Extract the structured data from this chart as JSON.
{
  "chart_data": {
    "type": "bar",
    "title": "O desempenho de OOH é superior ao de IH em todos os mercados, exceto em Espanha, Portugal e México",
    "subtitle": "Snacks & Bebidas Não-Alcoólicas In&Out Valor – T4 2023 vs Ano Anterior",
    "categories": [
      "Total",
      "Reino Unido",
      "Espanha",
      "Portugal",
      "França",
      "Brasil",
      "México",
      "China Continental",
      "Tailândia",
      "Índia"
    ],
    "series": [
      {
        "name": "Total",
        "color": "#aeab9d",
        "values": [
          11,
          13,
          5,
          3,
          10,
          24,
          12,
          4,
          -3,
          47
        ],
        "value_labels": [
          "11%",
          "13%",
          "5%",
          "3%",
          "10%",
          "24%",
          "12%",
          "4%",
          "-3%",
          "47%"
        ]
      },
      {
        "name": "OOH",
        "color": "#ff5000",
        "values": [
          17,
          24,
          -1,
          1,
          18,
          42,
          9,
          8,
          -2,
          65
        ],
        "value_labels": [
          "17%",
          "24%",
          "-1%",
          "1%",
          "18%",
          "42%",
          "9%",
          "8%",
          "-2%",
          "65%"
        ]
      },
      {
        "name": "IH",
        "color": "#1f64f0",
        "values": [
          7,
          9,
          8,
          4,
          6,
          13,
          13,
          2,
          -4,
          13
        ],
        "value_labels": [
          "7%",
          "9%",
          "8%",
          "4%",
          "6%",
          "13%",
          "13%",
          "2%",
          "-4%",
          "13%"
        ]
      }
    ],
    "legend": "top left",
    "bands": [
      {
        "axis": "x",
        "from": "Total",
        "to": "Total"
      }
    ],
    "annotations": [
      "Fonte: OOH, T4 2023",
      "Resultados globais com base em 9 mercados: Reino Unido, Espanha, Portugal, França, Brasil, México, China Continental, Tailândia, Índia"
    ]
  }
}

--

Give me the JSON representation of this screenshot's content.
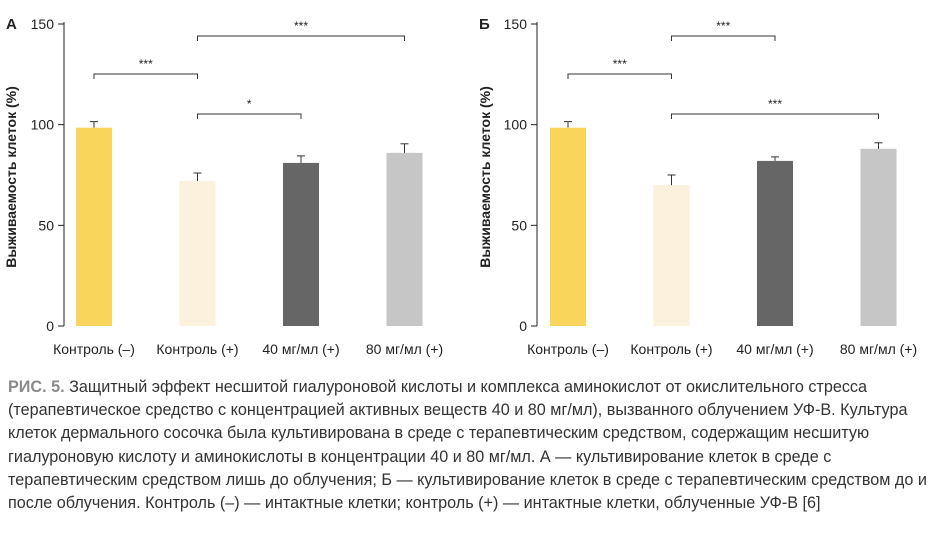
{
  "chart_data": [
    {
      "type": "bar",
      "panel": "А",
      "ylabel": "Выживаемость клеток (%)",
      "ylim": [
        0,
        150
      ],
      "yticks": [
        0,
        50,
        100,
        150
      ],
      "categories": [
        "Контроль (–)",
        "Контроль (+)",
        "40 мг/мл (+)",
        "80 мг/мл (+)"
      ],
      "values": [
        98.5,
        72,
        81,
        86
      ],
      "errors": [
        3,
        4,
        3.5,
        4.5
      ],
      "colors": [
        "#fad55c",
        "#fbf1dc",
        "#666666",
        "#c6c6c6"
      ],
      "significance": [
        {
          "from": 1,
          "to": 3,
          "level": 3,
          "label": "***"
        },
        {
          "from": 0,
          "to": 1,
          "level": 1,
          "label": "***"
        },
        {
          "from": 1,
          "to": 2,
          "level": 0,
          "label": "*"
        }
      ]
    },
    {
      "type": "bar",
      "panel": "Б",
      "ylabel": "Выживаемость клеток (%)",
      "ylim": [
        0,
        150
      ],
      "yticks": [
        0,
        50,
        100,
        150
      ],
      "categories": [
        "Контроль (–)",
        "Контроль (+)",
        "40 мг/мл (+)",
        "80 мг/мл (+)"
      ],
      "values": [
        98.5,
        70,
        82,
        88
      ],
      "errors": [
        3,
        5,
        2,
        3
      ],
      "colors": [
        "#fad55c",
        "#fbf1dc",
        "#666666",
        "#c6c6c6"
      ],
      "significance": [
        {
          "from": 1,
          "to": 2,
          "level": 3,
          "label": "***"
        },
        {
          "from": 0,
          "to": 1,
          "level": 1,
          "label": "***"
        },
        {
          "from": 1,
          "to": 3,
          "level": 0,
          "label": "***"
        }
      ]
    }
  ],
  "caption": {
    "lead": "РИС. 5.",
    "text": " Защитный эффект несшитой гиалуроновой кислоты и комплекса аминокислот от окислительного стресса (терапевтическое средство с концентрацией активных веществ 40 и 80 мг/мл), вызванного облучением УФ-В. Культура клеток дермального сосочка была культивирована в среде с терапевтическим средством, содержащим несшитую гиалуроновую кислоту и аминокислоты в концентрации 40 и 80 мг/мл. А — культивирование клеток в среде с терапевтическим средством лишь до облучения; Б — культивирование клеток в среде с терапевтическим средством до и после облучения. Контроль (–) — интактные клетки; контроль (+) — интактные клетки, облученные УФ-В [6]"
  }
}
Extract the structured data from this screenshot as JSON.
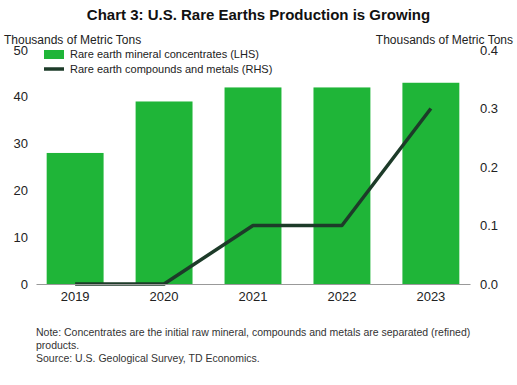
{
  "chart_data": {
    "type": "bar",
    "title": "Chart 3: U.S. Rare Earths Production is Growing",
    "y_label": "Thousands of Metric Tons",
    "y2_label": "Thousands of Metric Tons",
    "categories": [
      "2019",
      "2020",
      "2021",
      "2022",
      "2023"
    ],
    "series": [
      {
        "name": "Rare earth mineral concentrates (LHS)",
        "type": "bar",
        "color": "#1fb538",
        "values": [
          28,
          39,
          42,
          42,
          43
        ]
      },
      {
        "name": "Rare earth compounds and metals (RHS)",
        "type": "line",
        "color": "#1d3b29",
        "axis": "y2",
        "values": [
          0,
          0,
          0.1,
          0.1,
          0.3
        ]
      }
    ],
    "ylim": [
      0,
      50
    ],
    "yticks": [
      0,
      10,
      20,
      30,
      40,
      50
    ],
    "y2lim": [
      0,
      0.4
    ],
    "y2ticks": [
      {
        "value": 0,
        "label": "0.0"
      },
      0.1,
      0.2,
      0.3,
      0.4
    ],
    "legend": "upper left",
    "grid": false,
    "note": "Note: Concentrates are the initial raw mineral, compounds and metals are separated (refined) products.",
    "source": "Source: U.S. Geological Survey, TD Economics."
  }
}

■ **Requirement**
Gather all lines of the records that include the word "name".

■ **Solution below**
        "name": "Total",
        "name": "OOH",
        "name": "IH",
        "name": "Rare earth mineral concentrates (LHS)",
        "name": "Rare earth compounds and metals (RHS)",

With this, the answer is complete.